● **Provided data**:

>> Begin

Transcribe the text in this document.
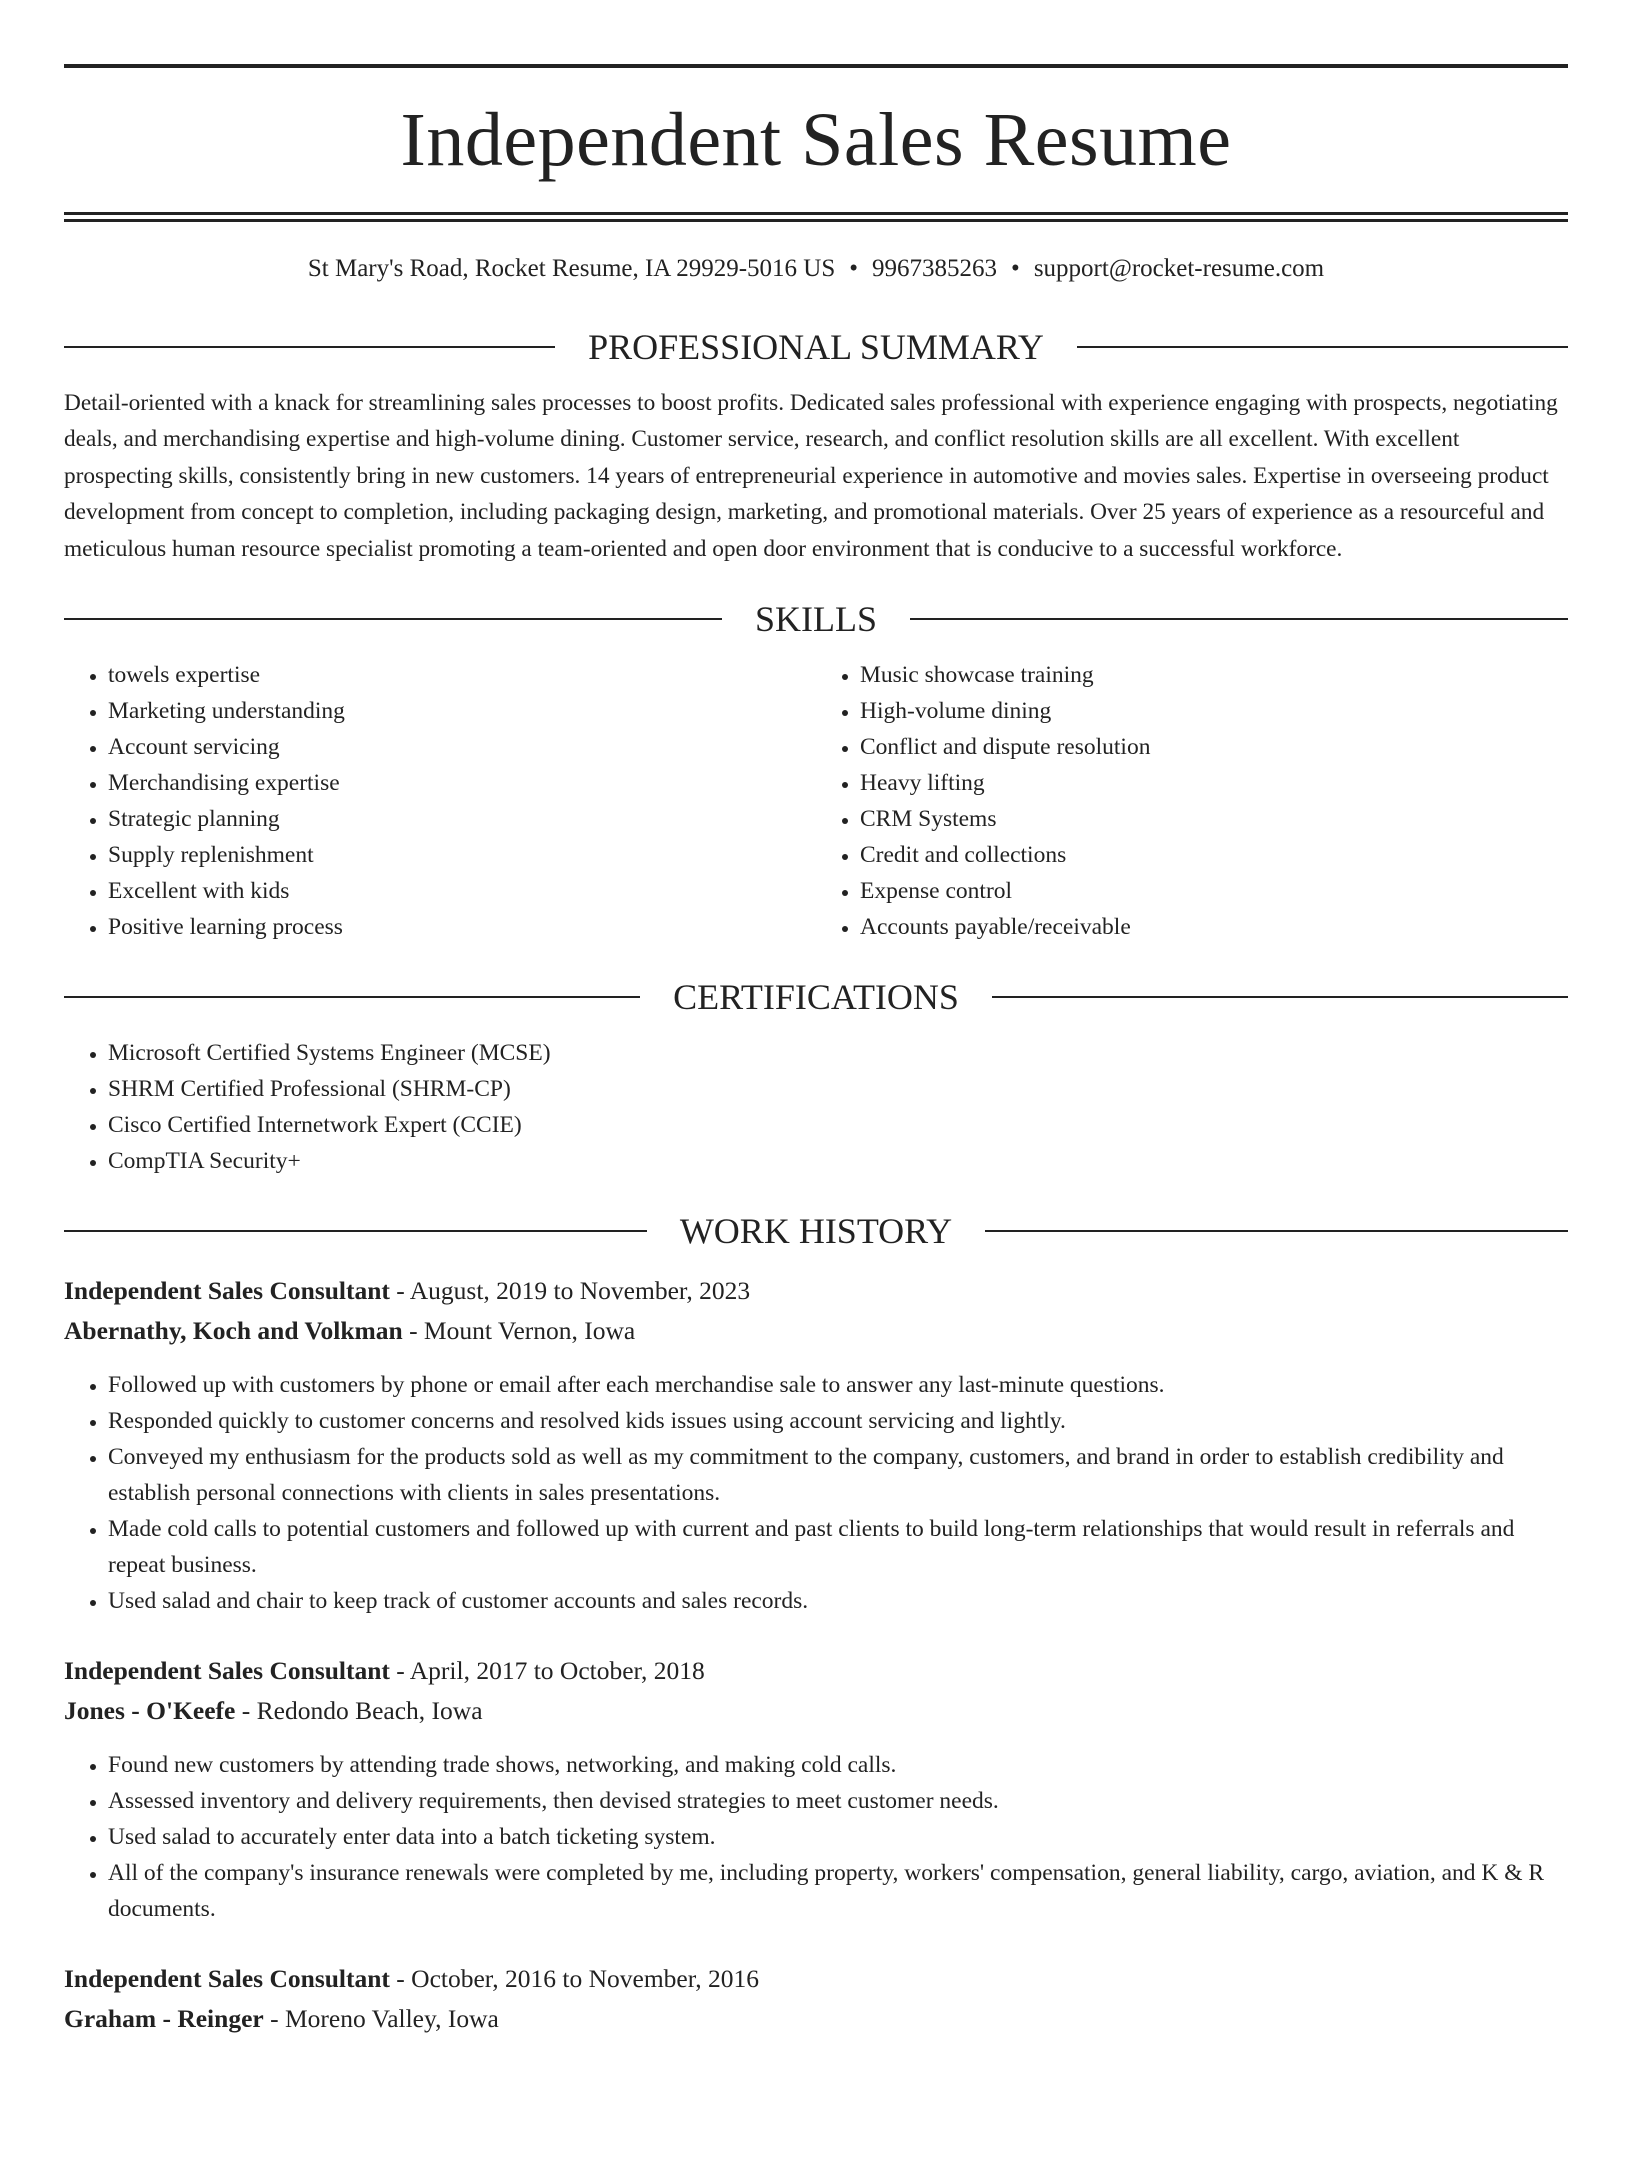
Independent Sales Resume
St Mary's Road, Rocket Resume, IA 29929-5016 US • 9967385263 • support@rocket-resume.com
PROFESSIONAL SUMMARY

Detail-oriented with a knack for streamlining sales processes to boost profits. Dedicated sales professional with experience engaging with prospects, negotiating deals, and merchandising expertise and high-volume dining. Customer service, research, and conflict resolution skills are all excellent. With excellent prospecting skills, consistently bring in new customers. 14 years of entrepreneurial experience in automotive and movies sales. Expertise in overseeing product development from concept to completion, including packaging design, marketing, and promotional materials. Over 25 years of experience as a resourceful and meticulous human resource specialist promoting a team-oriented and open door environment that is conducive to a successful workforce.

SKILLS
• towels expertise
• Marketing understanding
• Account servicing
• Merchandising expertise
• Strategic planning
• Supply replenishment
• Excellent with kids
• Positive learning process
• Music showcase training
• High-volume dining
• Conflict and dispute resolution
• Heavy lifting
• CRM Systems
• Credit and collections
• Expense control
• Accounts payable/receivable
CERTIFICATIONS
• Microsoft Certified Systems Engineer (MCSE)
• SHRM Certified Professional (SHRM-CP)
• Cisco Certified Internetwork Expert (CCIE)
• CompTIA Security+
WORK HISTORY
Independent Sales Consultant - August, 2019 to November, 2023
Abernathy, Koch and Volkman - Mount Vernon, Iowa
• Followed up with customers by phone or email after each merchandise sale to answer any last-minute questions.
• Responded quickly to customer concerns and resolved kids issues using account servicing and lightly.
• Conveyed my enthusiasm for the products sold as well as my commitment to the company, customers, and brand in order to establish credibility and establish personal connections with clients in sales presentations.
• Made cold calls to potential customers and followed up with current and past clients to build long-term relationships that would result in referrals and repeat business.
• Used salad and chair to keep track of customer accounts and sales records.
Independent Sales Consultant - April, 2017 to October, 2018
Jones - O'Keefe - Redondo Beach, Iowa
• Found new customers by attending trade shows, networking, and making cold calls.
• Assessed inventory and delivery requirements, then devised strategies to meet customer needs.
• Used salad to accurately enter data into a batch ticketing system.
• All of the company's insurance renewals were completed by me, including property, workers' compensation, general liability, cargo, aviation, and K & R documents.
Independent Sales Consultant - October, 2016 to November, 2016
Graham - Reinger - Moreno Valley, Iowa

>> End

● **Your goal**:
Determine how many lines of this listing contain "Consultant", and give only the number.

● **The result**:
3